# Directions
Check each line of the entries below for the string "Роли"; copy every line where it appears.

=== Records shown ===

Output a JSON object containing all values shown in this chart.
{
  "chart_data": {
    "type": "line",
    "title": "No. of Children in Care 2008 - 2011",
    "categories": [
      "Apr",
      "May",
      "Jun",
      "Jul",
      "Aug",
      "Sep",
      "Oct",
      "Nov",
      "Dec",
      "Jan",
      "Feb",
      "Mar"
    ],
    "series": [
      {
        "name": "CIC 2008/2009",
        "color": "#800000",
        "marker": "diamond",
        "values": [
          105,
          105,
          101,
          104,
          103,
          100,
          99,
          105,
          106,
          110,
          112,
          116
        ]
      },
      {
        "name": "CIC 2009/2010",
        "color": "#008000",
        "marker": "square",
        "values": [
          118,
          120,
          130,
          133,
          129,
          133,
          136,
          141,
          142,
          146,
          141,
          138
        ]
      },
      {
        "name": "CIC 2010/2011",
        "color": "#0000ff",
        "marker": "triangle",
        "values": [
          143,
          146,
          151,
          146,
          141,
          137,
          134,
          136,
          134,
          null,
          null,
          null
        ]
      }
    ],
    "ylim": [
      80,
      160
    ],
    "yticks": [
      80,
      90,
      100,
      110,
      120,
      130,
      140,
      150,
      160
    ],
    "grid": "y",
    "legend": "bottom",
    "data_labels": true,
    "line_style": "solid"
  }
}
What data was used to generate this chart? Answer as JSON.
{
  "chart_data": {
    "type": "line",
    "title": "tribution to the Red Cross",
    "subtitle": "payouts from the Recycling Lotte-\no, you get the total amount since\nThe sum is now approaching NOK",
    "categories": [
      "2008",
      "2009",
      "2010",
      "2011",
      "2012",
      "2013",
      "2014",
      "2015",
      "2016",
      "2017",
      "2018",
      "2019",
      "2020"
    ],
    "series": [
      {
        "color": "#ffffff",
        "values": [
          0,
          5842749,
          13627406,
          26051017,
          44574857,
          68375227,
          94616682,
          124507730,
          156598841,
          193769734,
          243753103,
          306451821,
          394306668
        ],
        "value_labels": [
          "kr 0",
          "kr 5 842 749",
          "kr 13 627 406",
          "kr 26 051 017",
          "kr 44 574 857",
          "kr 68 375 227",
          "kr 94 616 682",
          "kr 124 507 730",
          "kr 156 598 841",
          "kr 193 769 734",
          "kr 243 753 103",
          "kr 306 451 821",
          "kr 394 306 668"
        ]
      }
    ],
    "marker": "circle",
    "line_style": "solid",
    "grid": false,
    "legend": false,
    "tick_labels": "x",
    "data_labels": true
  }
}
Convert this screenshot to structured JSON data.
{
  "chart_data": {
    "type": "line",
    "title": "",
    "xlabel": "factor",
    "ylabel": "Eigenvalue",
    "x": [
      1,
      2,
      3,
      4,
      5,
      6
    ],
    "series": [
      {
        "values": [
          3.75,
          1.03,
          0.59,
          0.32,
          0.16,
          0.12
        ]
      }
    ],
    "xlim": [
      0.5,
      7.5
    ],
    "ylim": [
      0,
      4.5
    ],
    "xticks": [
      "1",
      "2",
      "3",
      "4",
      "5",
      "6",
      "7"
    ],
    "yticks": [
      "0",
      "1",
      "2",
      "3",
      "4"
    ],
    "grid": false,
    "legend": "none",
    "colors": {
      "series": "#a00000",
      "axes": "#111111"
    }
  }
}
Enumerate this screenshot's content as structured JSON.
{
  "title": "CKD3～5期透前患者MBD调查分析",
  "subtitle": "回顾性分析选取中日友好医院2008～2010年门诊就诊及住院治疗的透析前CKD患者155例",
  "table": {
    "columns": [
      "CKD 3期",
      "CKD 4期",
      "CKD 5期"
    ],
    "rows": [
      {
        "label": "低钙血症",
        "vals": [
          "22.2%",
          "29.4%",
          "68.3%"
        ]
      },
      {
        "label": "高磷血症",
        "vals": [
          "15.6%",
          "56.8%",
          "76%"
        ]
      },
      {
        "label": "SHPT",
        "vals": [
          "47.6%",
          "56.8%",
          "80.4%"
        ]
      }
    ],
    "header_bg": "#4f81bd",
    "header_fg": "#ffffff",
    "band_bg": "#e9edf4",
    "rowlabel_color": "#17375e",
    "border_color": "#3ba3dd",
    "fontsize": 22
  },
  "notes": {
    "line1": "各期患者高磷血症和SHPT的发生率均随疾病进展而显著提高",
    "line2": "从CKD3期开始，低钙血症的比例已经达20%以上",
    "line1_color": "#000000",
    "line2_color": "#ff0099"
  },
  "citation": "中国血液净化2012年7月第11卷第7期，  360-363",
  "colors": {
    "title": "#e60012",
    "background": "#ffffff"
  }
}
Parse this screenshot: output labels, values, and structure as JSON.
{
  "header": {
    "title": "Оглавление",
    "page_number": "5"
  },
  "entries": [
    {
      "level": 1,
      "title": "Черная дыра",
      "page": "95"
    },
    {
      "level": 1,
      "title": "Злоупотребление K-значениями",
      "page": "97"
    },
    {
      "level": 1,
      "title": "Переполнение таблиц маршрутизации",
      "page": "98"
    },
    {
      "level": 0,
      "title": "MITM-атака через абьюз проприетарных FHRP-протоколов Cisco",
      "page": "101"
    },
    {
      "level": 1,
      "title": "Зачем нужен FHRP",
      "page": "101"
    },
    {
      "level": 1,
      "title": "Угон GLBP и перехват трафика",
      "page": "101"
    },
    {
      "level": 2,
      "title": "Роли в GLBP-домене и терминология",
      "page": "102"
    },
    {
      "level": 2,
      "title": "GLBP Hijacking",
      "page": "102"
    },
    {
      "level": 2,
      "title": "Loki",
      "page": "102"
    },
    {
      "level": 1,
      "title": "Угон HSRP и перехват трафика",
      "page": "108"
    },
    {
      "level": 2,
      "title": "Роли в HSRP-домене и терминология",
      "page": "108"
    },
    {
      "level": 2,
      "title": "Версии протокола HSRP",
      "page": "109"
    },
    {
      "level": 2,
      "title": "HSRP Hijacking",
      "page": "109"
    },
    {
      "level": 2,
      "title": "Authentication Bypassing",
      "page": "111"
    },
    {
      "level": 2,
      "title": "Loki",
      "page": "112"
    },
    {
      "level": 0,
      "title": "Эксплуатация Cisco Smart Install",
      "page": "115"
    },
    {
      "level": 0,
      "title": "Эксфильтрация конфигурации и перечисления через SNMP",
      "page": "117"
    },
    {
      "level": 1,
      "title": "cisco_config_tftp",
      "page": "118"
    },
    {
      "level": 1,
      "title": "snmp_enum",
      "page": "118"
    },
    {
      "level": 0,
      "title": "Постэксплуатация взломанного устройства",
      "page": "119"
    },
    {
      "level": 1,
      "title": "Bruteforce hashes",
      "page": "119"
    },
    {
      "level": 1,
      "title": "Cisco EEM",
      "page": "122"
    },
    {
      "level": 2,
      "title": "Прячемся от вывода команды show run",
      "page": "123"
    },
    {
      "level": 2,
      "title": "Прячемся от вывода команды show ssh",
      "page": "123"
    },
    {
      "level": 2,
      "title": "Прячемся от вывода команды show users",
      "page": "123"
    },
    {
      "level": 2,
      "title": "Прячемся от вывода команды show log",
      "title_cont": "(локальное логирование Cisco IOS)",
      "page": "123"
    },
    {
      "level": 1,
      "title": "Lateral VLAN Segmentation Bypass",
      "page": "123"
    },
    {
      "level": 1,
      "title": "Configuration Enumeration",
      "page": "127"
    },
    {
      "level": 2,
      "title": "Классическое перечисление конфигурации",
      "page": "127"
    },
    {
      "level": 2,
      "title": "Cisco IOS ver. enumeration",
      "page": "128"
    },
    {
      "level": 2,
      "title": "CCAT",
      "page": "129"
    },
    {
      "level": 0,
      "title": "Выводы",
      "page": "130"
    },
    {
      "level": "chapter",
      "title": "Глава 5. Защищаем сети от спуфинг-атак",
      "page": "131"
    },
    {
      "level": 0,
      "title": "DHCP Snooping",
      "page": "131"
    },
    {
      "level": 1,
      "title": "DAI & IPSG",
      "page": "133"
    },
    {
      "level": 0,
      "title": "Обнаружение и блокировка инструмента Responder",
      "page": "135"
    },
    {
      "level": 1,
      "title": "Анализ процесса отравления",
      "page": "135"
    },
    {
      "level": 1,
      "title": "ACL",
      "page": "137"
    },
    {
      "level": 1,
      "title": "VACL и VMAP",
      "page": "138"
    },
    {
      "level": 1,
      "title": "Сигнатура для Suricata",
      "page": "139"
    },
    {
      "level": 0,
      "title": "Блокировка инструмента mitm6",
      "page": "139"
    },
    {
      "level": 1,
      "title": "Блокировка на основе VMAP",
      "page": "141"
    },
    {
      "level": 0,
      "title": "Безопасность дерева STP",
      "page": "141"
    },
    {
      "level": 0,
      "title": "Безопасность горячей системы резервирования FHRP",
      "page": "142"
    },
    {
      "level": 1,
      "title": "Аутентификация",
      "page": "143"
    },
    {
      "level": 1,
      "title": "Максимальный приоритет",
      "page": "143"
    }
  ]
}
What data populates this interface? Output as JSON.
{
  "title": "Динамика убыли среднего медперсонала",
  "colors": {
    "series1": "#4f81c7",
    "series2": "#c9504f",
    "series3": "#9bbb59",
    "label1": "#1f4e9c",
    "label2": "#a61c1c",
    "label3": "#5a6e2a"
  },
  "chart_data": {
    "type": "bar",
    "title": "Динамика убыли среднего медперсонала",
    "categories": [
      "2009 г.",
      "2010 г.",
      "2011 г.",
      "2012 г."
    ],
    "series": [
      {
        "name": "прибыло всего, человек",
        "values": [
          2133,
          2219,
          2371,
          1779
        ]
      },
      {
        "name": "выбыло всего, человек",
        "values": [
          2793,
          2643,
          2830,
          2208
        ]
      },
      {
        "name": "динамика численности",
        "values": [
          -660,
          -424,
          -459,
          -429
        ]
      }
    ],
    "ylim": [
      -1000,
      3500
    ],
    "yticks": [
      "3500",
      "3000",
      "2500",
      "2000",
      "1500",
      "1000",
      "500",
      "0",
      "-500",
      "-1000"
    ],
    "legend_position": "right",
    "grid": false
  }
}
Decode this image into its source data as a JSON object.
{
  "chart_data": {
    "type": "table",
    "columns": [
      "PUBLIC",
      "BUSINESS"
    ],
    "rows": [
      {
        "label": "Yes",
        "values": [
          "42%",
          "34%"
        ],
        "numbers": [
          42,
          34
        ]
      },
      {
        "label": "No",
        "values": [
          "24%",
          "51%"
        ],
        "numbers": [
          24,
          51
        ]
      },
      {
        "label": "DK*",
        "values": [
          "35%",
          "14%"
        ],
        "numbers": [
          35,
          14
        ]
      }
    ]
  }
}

===

# Solution to the problem
      "title": "Роли в GLBP-домене и терминология",
      "title": "Роли в HSRP-домене и терминология",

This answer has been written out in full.